Stated goal:
Go through the material and write it all out exactly, minus the pictures.

Material supplied:
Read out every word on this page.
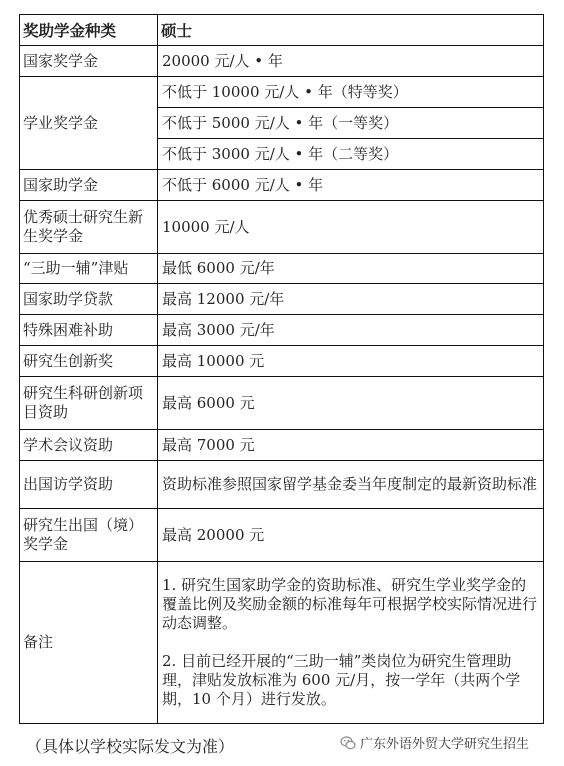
奖助学金种类	硕士
国家奖学金	20000 元/人 • 年
学业奖学金	不低于 10000 元/人 • 年（特等奖）
	不低于 5000 元/人 • 年（一等奖）
	不低于 3000 元/人 • 年（二等奖）
国家助学金	不低于 6000 元/人 • 年
优秀硕士研究生新生奖学金	10000 元/人
“三助一辅”津贴	最低 6000 元/年
国家助学贷款	最高 12000 元/年
特殊困难补助	最高 3000 元/年
研究生创新奖	最高 10000 元
研究生科研创新项目资助	最高 6000 元
学术会议资助	最高 7000 元
出国访学资助	资助标准参照国家留学基金委当年度制定的最新资助标准
研究生出国（境）奖学金	最高 20000 元
备注	1. 研究生国家助学金的资助标准、研究生学业奖学金的覆盖比例及奖励金额的标准每年可根据学校实际情况进行动态调整。

2. 目前已经开展的“三助一辅”类岗位为研究生管理助理，津贴发放标准为 600 元/月，按一学年（共两个学期，10 个月）进行发放。

（具体以学校实际发文为准）	广东外语外贸大学研究生招生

Answer to the problem:
Read out every word on this page.
奖助学金种类	硕士
国家奖学金	20000 元/人 • 年
学业奖学金	不低于 10000 元/人 • 年（特等奖）
	不低于 5000 元/人 • 年（一等奖）
	不低于 3000 元/人 • 年（二等奖）
国家助学金	不低于 6000 元/人 • 年
优秀硕士研究生新生奖学金	10000 元/人
“三助一辅”津贴	最低 6000 元/年
国家助学贷款	最高 12000 元/年
特殊困难补助	最高 3000 元/年
研究生创新奖	最高 10000 元
研究生科研创新项目资助	最高 6000 元
学术会议资助	最高 7000 元
出国访学资助	资助标准参照国家留学基金委当年度制定的最新资助标准
研究生出国（境）奖学金	最高 20000 元
备注	1. 研究生国家助学金的资助标准、研究生学业奖学金的覆盖比例及奖励金额的标准每年可根据学校实际情况进行动态调整。

2. 目前已经开展的“三助一辅”类岗位为研究生管理助理，津贴发放标准为 600 元/月，按一学年（共两个学期，10 个月）进行发放。

（具体以学校实际发文为准）	广东外语外贸大学研究生招生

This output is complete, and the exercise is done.